→ **What the task requires**
Please give the entries again in full and exactly, without any picture.

───── Exercise materials

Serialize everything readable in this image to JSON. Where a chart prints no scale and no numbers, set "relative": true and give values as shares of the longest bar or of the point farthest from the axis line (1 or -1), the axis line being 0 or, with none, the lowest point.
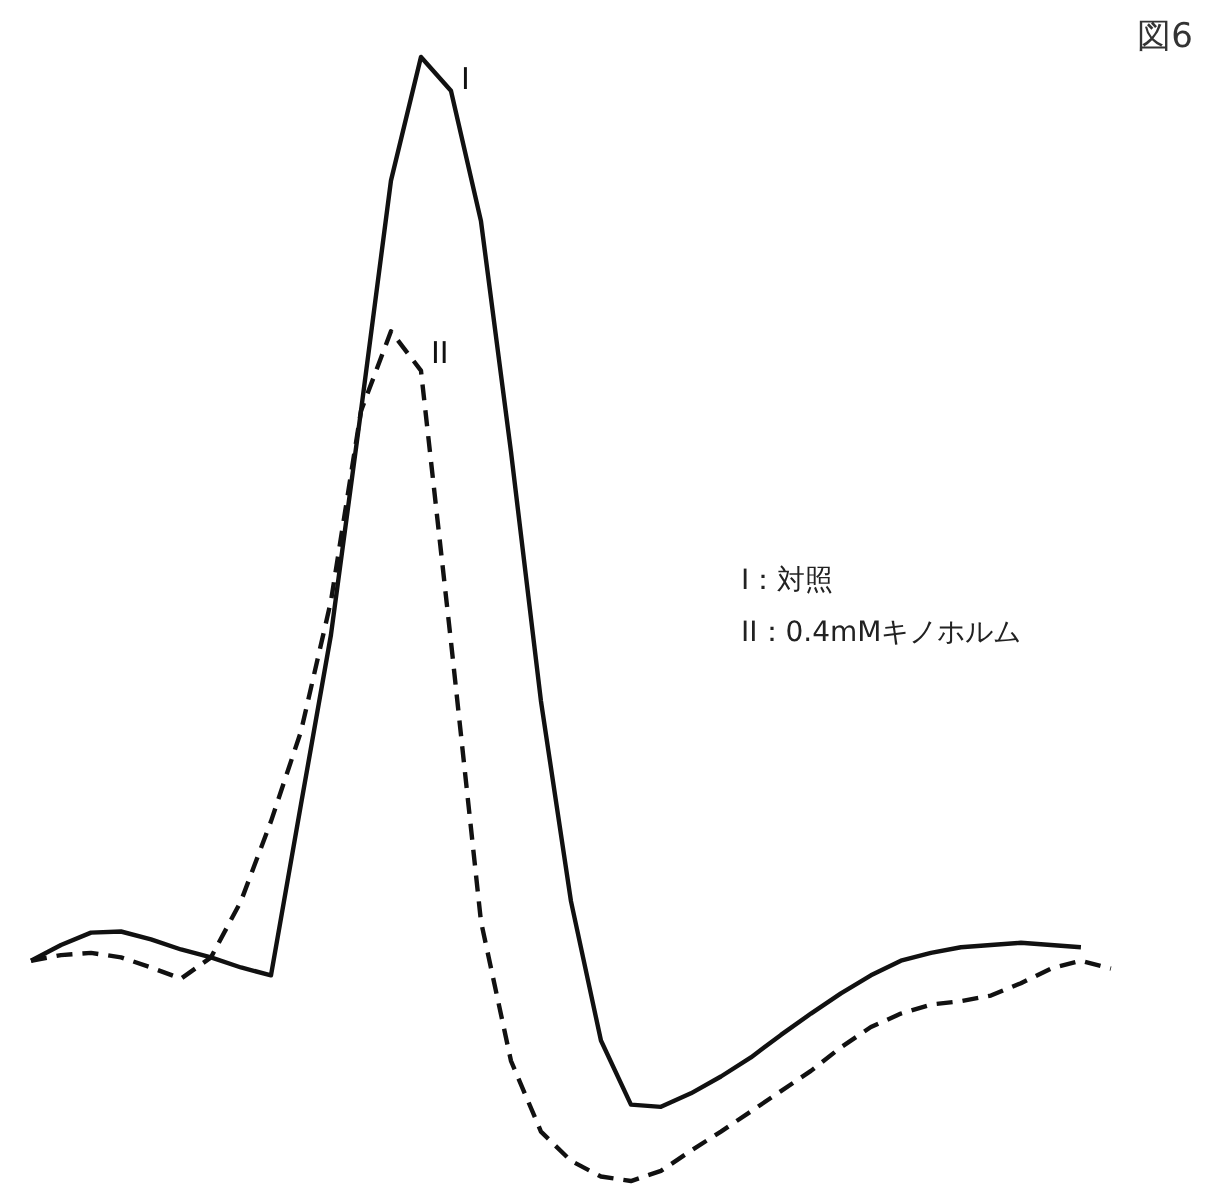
{
  "chart_data": {
    "type": "line",
    "title": "図6",
    "relative": true,
    "categories": [
      null,
      null,
      null,
      null,
      null,
      null,
      null,
      null,
      null,
      null,
      null,
      null,
      null,
      null,
      null,
      null,
      null,
      null,
      null,
      null,
      null,
      null,
      null,
      null,
      null,
      null,
      null,
      null,
      null,
      null,
      null,
      null,
      null,
      null,
      null,
      null,
      null
    ],
    "series": [
      {
        "name": "I",
        "color": "#111111",
        "line_style": "solid",
        "values": [
          0.196,
          0.21,
          0.221,
          0.222,
          0.215,
          0.206,
          0.199,
          0.19,
          0.183,
          0.335,
          0.486,
          0.685,
          0.89,
          1.0,
          0.97,
          0.854,
          0.649,
          0.427,
          0.249,
          0.125,
          0.068,
          0.066,
          0.078,
          0.093,
          0.11,
          0.13,
          0.149,
          0.167,
          0.183,
          0.196,
          0.203,
          0.208,
          0.21,
          0.212,
          0.21,
          0.208,
          null
        ]
      },
      {
        "name": "II",
        "color": "#111111",
        "line_style": "dashed",
        "values": [
          0.196,
          0.201,
          0.203,
          0.199,
          0.19,
          0.18,
          0.199,
          0.249,
          0.32,
          0.4,
          0.516,
          0.685,
          0.756,
          0.721,
          0.48,
          0.231,
          0.107,
          0.044,
          0.018,
          0.004,
          0.0,
          0.009,
          0.027,
          0.044,
          0.062,
          0.08,
          0.098,
          0.119,
          0.137,
          0.149,
          0.157,
          0.16,
          0.165,
          0.176,
          0.189,
          0.196,
          0.189
        ]
      }
    ],
    "annotations": [
      "I：対照",
      "II：0.4mMキノホルム"
    ],
    "grid": false
  }
}
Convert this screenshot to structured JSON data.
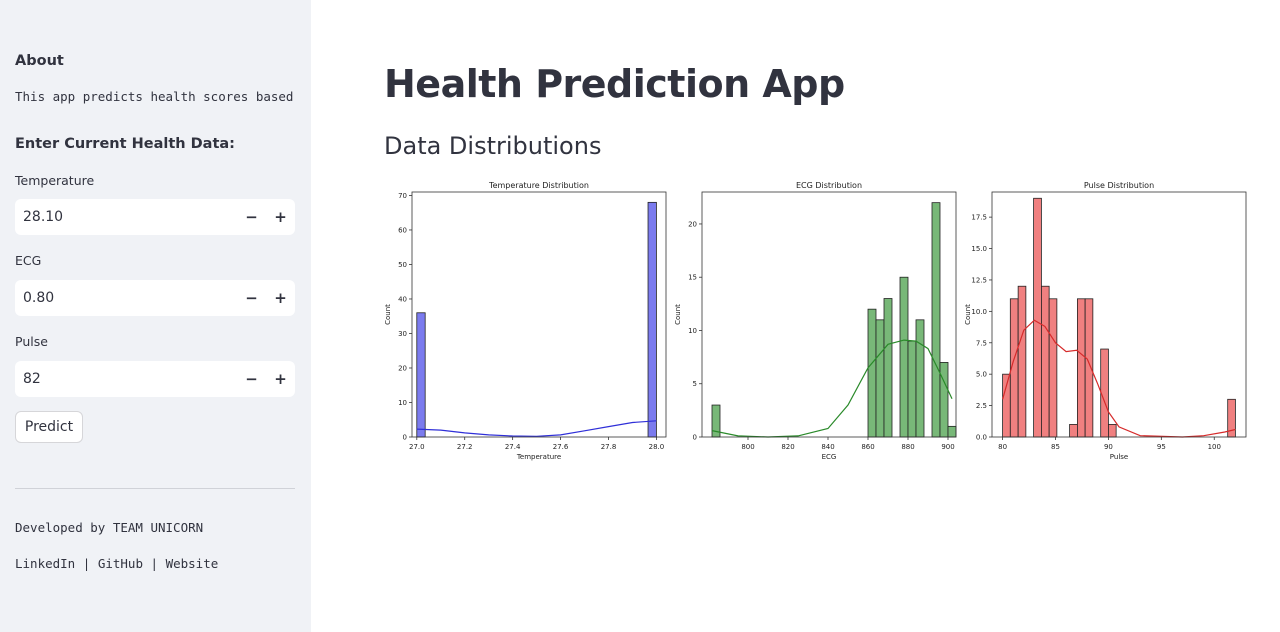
{
  "sidebar": {
    "about_heading": "About",
    "about_text": "This app predicts health scores based",
    "input_heading": "Enter Current Health Data:",
    "fields": [
      {
        "label": "Temperature",
        "value": "28.10"
      },
      {
        "label": "ECG",
        "value": "0.80"
      },
      {
        "label": "Pulse",
        "value": "82"
      }
    ],
    "stepper_minus": "−",
    "stepper_plus": "+",
    "predict_label": "Predict",
    "developed_by": "Developed by TEAM UNICORN",
    "links": [
      "LinkedIn",
      "GitHub",
      "Website"
    ],
    "link_separator": "|"
  },
  "main": {
    "title": "Health Prediction App",
    "subtitle": "Data Distributions"
  },
  "chart_data": [
    {
      "type": "bar",
      "title": "Temperature Distribution",
      "xlabel": "Temperature",
      "ylabel": "Count",
      "xlim": [
        26.98,
        28.04
      ],
      "ylim": [
        0,
        71
      ],
      "xticks": [
        27.0,
        27.2,
        27.4,
        27.6,
        27.8,
        28.0
      ],
      "xtick_labels": [
        "27.0",
        "27.2",
        "27.4",
        "27.6",
        "27.8",
        "28.0"
      ],
      "yticks": [
        0,
        10,
        20,
        30,
        40,
        50,
        60,
        70
      ],
      "bins": [
        [
          27.0,
          27.035,
          36
        ],
        [
          27.965,
          28.0,
          68
        ]
      ],
      "kde": [
        [
          27.0,
          2.3
        ],
        [
          27.1,
          2.0
        ],
        [
          27.2,
          1.2
        ],
        [
          27.3,
          0.6
        ],
        [
          27.4,
          0.3
        ],
        [
          27.5,
          0.2
        ],
        [
          27.6,
          0.6
        ],
        [
          27.7,
          1.8
        ],
        [
          27.8,
          3.0
        ],
        [
          27.9,
          4.2
        ],
        [
          28.0,
          4.7
        ]
      ],
      "bar_color": "#7b7bee",
      "line_color": "#2f2fd8"
    },
    {
      "type": "bar",
      "title": "ECG Distribution",
      "xlabel": "ECG",
      "ylabel": "Count",
      "xlim": [
        777,
        904
      ],
      "ylim": [
        0,
        23
      ],
      "xticks": [
        800,
        820,
        840,
        860,
        880,
        900
      ],
      "xtick_labels": [
        "800",
        "820",
        "840",
        "860",
        "880",
        "900"
      ],
      "yticks": [
        0,
        5,
        10,
        15,
        20
      ],
      "bins": [
        [
          782,
          786,
          3
        ],
        [
          860,
          864,
          12
        ],
        [
          864,
          868,
          11
        ],
        [
          868,
          872,
          13
        ],
        [
          872,
          876,
          0
        ],
        [
          876,
          880,
          15
        ],
        [
          880,
          884,
          9
        ],
        [
          884,
          888,
          11
        ],
        [
          888,
          892,
          0
        ],
        [
          892,
          896,
          22
        ],
        [
          896,
          900,
          7
        ],
        [
          900,
          904,
          1
        ]
      ],
      "kde": [
        [
          782,
          0.6
        ],
        [
          795,
          0.1
        ],
        [
          810,
          0.0
        ],
        [
          825,
          0.1
        ],
        [
          840,
          0.8
        ],
        [
          850,
          3.0
        ],
        [
          860,
          6.5
        ],
        [
          870,
          8.7
        ],
        [
          878,
          9.1
        ],
        [
          884,
          9.0
        ],
        [
          890,
          8.3
        ],
        [
          896,
          6.0
        ],
        [
          902,
          3.6
        ]
      ],
      "bar_color": "#78b878",
      "line_color": "#2a8a2a"
    },
    {
      "type": "bar",
      "title": "Pulse Distribution",
      "xlabel": "Pulse",
      "ylabel": "Count",
      "xlim": [
        79,
        103
      ],
      "ylim": [
        0,
        19.5
      ],
      "xticks": [
        80,
        85,
        90,
        95,
        100
      ],
      "xtick_labels": [
        "80",
        "85",
        "90",
        "95",
        "100"
      ],
      "yticks": [
        0,
        2.5,
        5.0,
        7.5,
        10.0,
        12.5,
        15.0,
        17.5
      ],
      "ytick_labels": [
        "0.0",
        "2.5",
        "5.0",
        "7.5",
        "10.0",
        "12.5",
        "15.0",
        "17.5"
      ],
      "bins": [
        [
          80,
          80.73,
          5
        ],
        [
          80.73,
          81.47,
          11
        ],
        [
          81.47,
          82.2,
          12
        ],
        [
          82.93,
          83.67,
          19
        ],
        [
          83.67,
          84.4,
          12
        ],
        [
          84.4,
          85.13,
          11
        ],
        [
          86.33,
          87.07,
          1
        ],
        [
          87.07,
          87.8,
          11
        ],
        [
          87.8,
          88.53,
          11
        ],
        [
          89.27,
          90.0,
          7
        ],
        [
          90.0,
          90.73,
          1
        ],
        [
          101.27,
          102.0,
          3
        ]
      ],
      "kde": [
        [
          80,
          3.0
        ],
        [
          81,
          6.0
        ],
        [
          82,
          8.5
        ],
        [
          83,
          9.3
        ],
        [
          84,
          8.8
        ],
        [
          85,
          7.5
        ],
        [
          86,
          6.8
        ],
        [
          87,
          6.9
        ],
        [
          88,
          6.2
        ],
        [
          89,
          4.2
        ],
        [
          90,
          2.0
        ],
        [
          91,
          0.8
        ],
        [
          93,
          0.1
        ],
        [
          97,
          0.0
        ],
        [
          99,
          0.1
        ],
        [
          101,
          0.4
        ],
        [
          102,
          0.6
        ]
      ],
      "bar_color": "#f08080",
      "line_color": "#d62a2a"
    }
  ]
}
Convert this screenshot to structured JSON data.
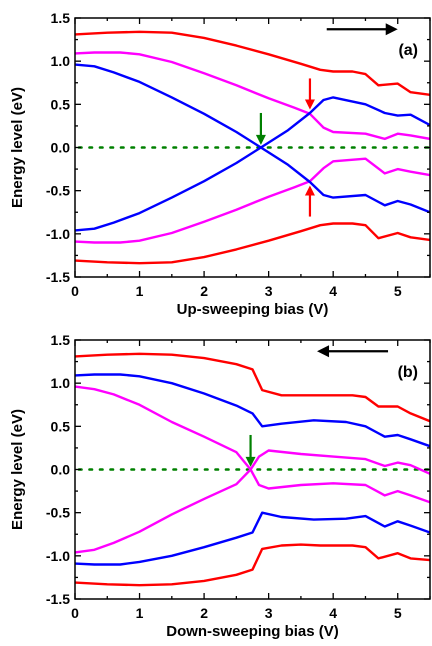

──────────

→ **Response to this task**
Serialize everything readable in this image to JSON. Where a chart prints no scale and no numbers, set "relative": true and give values as shares of the longest bar or of the point farthest from the axis line (1 or -1), the axis line being 0 or, with none, the lowest point.
{
  "chart_data": {
    "type": "line",
    "title": "図6",
    "relative": true,
    "categories": [
      null,
      null,
      null,
      null,
      null,
      null,
      null,
      null,
      null,
      null,
      null,
      null,
      null,
      null,
      null,
      null,
      null,
      null,
      null,
      null,
      null,
      null,
      null,
      null,
      null,
      null,
      null,
      null,
      null,
      null,
      null,
      null,
      null,
      null,
      null,
      null,
      null
    ],
    "series": [
      {
        "name": "I",
        "color": "#111111",
        "line_style": "solid",
        "values": [
          0.196,
          0.21,
          0.221,
          0.222,
          0.215,
          0.206,
          0.199,
          0.19,
          0.183,
          0.335,
          0.486,
          0.685,
          0.89,
          1.0,
          0.97,
          0.854,
          0.649,
          0.427,
          0.249,
          0.125,
          0.068,
          0.066,
          0.078,
          0.093,
          0.11,
          0.13,
          0.149,
          0.167,
          0.183,
          0.196,
          0.203,
          0.208,
          0.21,
          0.212,
          0.21,
          0.208,
          null
        ]
      },
      {
        "name": "II",
        "color": "#111111",
        "line_style": "dashed",
        "values": [
          0.196,
          0.201,
          0.203,
          0.199,
          0.19,
          0.18,
          0.199,
          0.249,
          0.32,
          0.4,
          0.516,
          0.685,
          0.756,
          0.721,
          0.48,
          0.231,
          0.107,
          0.044,
          0.018,
          0.004,
          0.0,
          0.009,
          0.027,
          0.044,
          0.062,
          0.08,
          0.098,
          0.119,
          0.137,
          0.149,
          0.157,
          0.16,
          0.165,
          0.176,
          0.189,
          0.196,
          0.189
        ]
      }
    ],
    "annotations": [
      "I：対照",
      "II：0.4mMキノホルム"
    ],
    "grid": false
  }
}
Convert this screenshot to structured JSON data.
{
  "sidebar": {
    "about_heading": "About",
    "about_text": "This app predicts health scores based",
    "input_heading": "Enter Current Health Data:",
    "fields": [
      {
        "label": "Temperature",
        "value": "28.10"
      },
      {
        "label": "ECG",
        "value": "0.80"
      },
      {
        "label": "Pulse",
        "value": "82"
      }
    ],
    "stepper_minus": "−",
    "stepper_plus": "+",
    "predict_label": "Predict",
    "developed_by": "Developed by TEAM UNICORN",
    "links": [
      "LinkedIn",
      "GitHub",
      "Website"
    ],
    "link_separator": "|"
  },
  "main": {
    "title": "Health Prediction App",
    "subtitle": "Data Distributions"
  },
  "chart_data": [
    {
      "type": "bar",
      "title": "Temperature Distribution",
      "xlabel": "Temperature",
      "ylabel": "Count",
      "xlim": [
        26.98,
        28.04
      ],
      "ylim": [
        0,
        71
      ],
      "xticks": [
        27.0,
        27.2,
        27.4,
        27.6,
        27.8,
        28.0
      ],
      "xtick_labels": [
        "27.0",
        "27.2",
        "27.4",
        "27.6",
        "27.8",
        "28.0"
      ],
      "yticks": [
        0,
        10,
        20,
        30,
        40,
        50,
        60,
        70
      ],
      "bins": [
        [
          27.0,
          27.035,
          36
        ],
        [
          27.965,
          28.0,
          68
        ]
      ],
      "kde": [
        [
          27.0,
          2.3
        ],
        [
          27.1,
          2.0
        ],
        [
          27.2,
          1.2
        ],
        [
          27.3,
          0.6
        ],
        [
          27.4,
          0.3
        ],
        [
          27.5,
          0.2
        ],
        [
          27.6,
          0.6
        ],
        [
          27.7,
          1.8
        ],
        [
          27.8,
          3.0
        ],
        [
          27.9,
          4.2
        ],
        [
          28.0,
          4.7
        ]
      ],
      "bar_color": "#7b7bee",
      "line_color": "#2f2fd8"
    },
    {
      "type": "bar",
      "title": "ECG Distribution",
      "xlabel": "ECG",
      "ylabel": "Count",
      "xlim": [
        777,
        904
      ],
      "ylim": [
        0,
        23
      ],
      "xticks": [
        800,
        820,
        840,
        860,
        880,
        900
      ],
      "xtick_labels": [
        "800",
        "820",
        "840",
        "860",
        "880",
        "900"
      ],
      "yticks": [
        0,
        5,
        10,
        15,
        20
      ],
      "bins": [
        [
          782,
          786,
          3
        ],
        [
          860,
          864,
          12
        ],
        [
          864,
          868,
          11
        ],
        [
          868,
          872,
          13
        ],
        [
          872,
          876,
          0
        ],
        [
          876,
          880,
          15
        ],
        [
          880,
          884,
          9
        ],
        [
          884,
          888,
          11
        ],
        [
          888,
          892,
          0
        ],
        [
          892,
          896,
          22
        ],
        [
          896,
          900,
          7
        ],
        [
          900,
          904,
          1
        ]
      ],
      "kde": [
        [
          782,
          0.6
        ],
        [
          795,
          0.1
        ],
        [
          810,
          0.0
        ],
        [
          825,
          0.1
        ],
        [
          840,
          0.8
        ],
        [
          850,
          3.0
        ],
        [
          860,
          6.5
        ],
        [
          870,
          8.7
        ],
        [
          878,
          9.1
        ],
        [
          884,
          9.0
        ],
        [
          890,
          8.3
        ],
        [
          896,
          6.0
        ],
        [
          902,
          3.6
        ]
      ],
      "bar_color": "#78b878",
      "line_color": "#2a8a2a"
    },
    {
      "type": "bar",
      "title": "Pulse Distribution",
      "xlabel": "Pulse",
      "ylabel": "Count",
      "xlim": [
        79,
        103
      ],
      "ylim": [
        0,
        19.5
      ],
      "xticks": [
        80,
        85,
        90,
        95,
        100
      ],
      "xtick_labels": [
        "80",
        "85",
        "90",
        "95",
        "100"
      ],
      "yticks": [
        0,
        2.5,
        5.0,
        7.5,
        10.0,
        12.5,
        15.0,
        17.5
      ],
      "ytick_labels": [
        "0.0",
        "2.5",
        "5.0",
        "7.5",
        "10.0",
        "12.5",
        "15.0",
        "17.5"
      ],
      "bins": [
        [
          80,
          80.73,
          5
        ],
        [
          80.73,
          81.47,
          11
        ],
        [
          81.47,
          82.2,
          12
        ],
        [
          82.93,
          83.67,
          19
        ],
        [
          83.67,
          84.4,
          12
        ],
        [
          84.4,
          85.13,
          11
        ],
        [
          86.33,
          87.07,
          1
        ],
        [
          87.07,
          87.8,
          11
        ],
        [
          87.8,
          88.53,
          11
        ],
        [
          89.27,
          90.0,
          7
        ],
        [
          90.0,
          90.73,
          1
        ],
        [
          101.27,
          102.0,
          3
        ]
      ],
      "kde": [
        [
          80,
          3.0
        ],
        [
          81,
          6.0
        ],
        [
          82,
          8.5
        ],
        [
          83,
          9.3
        ],
        [
          84,
          8.8
        ],
        [
          85,
          7.5
        ],
        [
          86,
          6.8
        ],
        [
          87,
          6.9
        ],
        [
          88,
          6.2
        ],
        [
          89,
          4.2
        ],
        [
          90,
          2.0
        ],
        [
          91,
          0.8
        ],
        [
          93,
          0.1
        ],
        [
          97,
          0.0
        ],
        [
          99,
          0.1
        ],
        [
          101,
          0.4
        ],
        [
          102,
          0.6
        ]
      ],
      "bar_color": "#f08080",
      "line_color": "#d62a2a"
    }
  ]
}
Convert this screenshot to structured JSON data.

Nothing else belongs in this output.